Stated goal -
Each line that holds the word "station" is to be identified and copied.

Data provided -
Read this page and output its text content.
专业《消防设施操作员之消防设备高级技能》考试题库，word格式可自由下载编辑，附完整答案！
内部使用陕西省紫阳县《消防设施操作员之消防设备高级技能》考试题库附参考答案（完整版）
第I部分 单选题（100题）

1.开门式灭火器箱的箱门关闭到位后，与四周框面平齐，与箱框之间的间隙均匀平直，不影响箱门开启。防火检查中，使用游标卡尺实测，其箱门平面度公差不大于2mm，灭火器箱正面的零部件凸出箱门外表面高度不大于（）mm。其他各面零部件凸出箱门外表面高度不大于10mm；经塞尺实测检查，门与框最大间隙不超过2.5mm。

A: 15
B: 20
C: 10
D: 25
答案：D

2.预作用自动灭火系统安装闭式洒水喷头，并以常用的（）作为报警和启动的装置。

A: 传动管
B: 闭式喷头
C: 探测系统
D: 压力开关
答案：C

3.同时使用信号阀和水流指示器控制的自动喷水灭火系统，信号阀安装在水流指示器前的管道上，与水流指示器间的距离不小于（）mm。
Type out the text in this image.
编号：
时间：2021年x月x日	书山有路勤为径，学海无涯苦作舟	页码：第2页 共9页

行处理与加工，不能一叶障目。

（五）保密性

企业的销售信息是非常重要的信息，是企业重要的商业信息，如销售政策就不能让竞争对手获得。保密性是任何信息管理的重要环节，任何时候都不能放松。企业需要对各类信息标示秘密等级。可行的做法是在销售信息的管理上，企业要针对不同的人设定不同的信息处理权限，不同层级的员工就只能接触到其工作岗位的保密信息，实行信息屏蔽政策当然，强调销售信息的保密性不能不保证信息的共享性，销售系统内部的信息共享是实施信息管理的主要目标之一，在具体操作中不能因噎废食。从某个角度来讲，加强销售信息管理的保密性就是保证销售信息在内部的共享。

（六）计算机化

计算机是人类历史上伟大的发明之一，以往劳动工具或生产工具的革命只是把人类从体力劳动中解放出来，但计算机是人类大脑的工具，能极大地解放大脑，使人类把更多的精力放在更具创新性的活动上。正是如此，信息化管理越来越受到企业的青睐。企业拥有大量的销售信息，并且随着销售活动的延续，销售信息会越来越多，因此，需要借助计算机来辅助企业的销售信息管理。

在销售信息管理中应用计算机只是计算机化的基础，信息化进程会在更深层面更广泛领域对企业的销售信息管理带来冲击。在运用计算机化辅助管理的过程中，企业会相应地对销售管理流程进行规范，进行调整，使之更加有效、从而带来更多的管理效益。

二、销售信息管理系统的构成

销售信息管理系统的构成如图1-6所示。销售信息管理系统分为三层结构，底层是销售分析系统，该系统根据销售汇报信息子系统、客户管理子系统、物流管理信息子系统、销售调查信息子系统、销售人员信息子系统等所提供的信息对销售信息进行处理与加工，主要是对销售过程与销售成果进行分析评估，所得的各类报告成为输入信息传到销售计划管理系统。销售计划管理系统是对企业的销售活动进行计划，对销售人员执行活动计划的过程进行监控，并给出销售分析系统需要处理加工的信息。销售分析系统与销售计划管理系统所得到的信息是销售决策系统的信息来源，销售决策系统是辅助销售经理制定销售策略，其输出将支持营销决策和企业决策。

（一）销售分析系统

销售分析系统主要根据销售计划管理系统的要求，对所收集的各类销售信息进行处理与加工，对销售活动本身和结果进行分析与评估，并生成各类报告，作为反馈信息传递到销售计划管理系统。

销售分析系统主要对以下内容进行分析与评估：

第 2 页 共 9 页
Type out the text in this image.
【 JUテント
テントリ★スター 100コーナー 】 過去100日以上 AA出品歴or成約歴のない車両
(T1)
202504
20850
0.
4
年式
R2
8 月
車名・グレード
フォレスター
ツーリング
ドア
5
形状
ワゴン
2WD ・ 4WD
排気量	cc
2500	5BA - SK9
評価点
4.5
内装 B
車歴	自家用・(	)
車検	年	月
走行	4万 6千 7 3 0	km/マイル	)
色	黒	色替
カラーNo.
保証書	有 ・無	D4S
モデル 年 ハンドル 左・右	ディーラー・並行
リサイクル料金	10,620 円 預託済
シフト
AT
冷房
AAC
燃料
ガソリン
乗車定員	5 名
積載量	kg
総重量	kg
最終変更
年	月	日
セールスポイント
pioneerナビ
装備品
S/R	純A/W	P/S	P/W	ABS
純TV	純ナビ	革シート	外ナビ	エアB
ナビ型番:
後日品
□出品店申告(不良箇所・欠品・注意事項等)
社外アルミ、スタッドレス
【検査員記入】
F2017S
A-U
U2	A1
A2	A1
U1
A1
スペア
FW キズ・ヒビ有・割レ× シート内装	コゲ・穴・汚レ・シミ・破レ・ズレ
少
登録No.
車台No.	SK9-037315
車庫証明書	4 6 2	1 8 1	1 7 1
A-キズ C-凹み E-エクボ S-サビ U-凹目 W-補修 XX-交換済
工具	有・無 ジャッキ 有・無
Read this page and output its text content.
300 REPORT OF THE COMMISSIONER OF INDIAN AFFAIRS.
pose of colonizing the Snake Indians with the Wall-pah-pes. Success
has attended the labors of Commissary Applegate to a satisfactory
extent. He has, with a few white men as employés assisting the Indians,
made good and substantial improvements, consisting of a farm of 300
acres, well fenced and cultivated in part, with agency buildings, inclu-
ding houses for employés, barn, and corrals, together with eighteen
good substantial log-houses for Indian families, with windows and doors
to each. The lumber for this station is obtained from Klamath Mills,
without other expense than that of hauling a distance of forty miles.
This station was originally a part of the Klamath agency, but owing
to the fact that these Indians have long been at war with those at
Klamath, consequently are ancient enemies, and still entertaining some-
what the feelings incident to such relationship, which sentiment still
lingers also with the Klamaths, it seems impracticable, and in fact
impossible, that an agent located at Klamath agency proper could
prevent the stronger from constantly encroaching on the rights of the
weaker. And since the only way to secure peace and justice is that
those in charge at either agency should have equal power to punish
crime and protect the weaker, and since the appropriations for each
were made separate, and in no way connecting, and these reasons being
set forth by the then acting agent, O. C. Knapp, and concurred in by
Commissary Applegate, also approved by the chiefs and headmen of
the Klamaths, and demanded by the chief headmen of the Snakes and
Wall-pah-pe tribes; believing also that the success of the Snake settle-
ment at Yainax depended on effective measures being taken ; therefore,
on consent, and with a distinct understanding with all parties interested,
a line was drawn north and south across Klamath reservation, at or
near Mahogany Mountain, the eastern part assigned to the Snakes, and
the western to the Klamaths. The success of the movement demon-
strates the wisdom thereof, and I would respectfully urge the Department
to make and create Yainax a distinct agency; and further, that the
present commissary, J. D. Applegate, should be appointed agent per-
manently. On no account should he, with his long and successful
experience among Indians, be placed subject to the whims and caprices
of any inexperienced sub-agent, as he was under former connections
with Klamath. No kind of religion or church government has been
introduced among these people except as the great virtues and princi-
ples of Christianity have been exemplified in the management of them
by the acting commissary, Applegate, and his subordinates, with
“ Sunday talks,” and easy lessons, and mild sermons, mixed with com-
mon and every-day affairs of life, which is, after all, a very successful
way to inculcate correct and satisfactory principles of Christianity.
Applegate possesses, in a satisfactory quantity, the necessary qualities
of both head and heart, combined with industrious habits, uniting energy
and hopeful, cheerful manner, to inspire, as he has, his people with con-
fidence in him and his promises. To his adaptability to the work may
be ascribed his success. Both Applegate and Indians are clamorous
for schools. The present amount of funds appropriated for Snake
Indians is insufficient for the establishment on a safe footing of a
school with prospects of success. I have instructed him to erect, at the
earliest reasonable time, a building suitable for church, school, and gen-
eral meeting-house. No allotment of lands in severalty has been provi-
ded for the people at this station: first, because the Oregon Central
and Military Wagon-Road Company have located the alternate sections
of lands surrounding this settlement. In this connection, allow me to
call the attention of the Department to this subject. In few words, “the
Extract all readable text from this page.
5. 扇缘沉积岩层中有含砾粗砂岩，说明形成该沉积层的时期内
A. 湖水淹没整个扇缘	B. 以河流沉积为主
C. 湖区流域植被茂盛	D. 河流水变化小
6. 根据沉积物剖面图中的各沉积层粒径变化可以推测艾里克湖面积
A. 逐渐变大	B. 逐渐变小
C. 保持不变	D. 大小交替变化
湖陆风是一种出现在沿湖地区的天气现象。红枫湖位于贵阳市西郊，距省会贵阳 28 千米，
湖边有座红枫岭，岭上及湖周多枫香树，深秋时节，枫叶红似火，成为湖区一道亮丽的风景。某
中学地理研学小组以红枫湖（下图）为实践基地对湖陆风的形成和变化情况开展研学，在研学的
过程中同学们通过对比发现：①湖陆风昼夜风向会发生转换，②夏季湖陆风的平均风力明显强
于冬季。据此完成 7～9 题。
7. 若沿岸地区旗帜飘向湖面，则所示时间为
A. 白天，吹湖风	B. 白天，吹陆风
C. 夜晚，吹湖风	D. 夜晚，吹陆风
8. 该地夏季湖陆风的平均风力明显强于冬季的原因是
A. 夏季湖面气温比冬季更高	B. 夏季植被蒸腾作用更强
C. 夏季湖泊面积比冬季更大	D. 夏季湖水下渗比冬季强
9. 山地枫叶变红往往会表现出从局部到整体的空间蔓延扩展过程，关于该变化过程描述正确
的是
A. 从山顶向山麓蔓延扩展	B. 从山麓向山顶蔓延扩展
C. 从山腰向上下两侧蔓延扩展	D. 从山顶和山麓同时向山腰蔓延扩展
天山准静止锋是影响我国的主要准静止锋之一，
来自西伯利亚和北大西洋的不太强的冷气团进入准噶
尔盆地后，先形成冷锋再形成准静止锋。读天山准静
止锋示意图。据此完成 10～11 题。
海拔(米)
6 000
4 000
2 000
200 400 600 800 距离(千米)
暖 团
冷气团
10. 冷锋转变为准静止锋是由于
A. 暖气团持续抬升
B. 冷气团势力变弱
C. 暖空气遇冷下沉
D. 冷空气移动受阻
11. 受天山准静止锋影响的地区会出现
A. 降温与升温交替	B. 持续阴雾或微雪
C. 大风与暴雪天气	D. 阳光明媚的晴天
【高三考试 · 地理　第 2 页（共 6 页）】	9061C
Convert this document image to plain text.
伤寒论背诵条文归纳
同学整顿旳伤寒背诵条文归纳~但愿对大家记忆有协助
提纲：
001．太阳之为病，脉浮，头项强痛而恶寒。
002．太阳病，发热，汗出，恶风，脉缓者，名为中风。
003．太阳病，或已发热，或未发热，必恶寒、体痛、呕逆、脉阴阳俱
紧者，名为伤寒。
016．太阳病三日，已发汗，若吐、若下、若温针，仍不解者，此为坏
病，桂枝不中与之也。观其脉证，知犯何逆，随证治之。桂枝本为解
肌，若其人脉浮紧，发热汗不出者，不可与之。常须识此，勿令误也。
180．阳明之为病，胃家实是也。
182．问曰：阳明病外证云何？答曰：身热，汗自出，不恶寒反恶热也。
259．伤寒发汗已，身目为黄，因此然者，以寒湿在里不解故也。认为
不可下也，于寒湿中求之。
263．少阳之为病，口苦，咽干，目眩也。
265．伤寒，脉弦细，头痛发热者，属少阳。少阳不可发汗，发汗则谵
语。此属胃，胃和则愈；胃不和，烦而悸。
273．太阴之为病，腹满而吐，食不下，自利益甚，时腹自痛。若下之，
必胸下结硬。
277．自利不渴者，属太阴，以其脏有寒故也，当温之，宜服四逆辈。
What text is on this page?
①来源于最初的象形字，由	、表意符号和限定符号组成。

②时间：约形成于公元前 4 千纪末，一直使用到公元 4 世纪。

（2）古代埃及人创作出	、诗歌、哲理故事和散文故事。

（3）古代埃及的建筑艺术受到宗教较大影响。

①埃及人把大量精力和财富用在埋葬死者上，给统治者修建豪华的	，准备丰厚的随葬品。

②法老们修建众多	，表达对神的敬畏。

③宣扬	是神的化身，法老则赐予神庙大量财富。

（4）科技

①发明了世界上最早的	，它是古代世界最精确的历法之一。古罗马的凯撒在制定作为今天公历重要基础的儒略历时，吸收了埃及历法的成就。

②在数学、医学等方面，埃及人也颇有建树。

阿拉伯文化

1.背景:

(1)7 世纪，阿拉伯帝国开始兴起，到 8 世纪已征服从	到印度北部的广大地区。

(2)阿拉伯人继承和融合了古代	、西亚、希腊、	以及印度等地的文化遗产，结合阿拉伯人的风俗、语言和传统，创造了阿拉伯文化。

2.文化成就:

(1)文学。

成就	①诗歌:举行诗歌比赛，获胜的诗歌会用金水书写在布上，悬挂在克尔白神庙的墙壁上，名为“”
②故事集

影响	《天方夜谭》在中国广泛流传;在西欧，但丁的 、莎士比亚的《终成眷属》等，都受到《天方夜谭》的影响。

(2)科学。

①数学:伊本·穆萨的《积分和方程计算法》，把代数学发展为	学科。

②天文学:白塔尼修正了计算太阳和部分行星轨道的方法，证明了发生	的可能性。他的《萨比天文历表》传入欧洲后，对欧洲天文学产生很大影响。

Task answer -
to each. The lumber for this station is obtained from Klamath Mills,
This station was originally a part of the Klamath agency, but owing
ded for the people at this station: first, because the Oregon Central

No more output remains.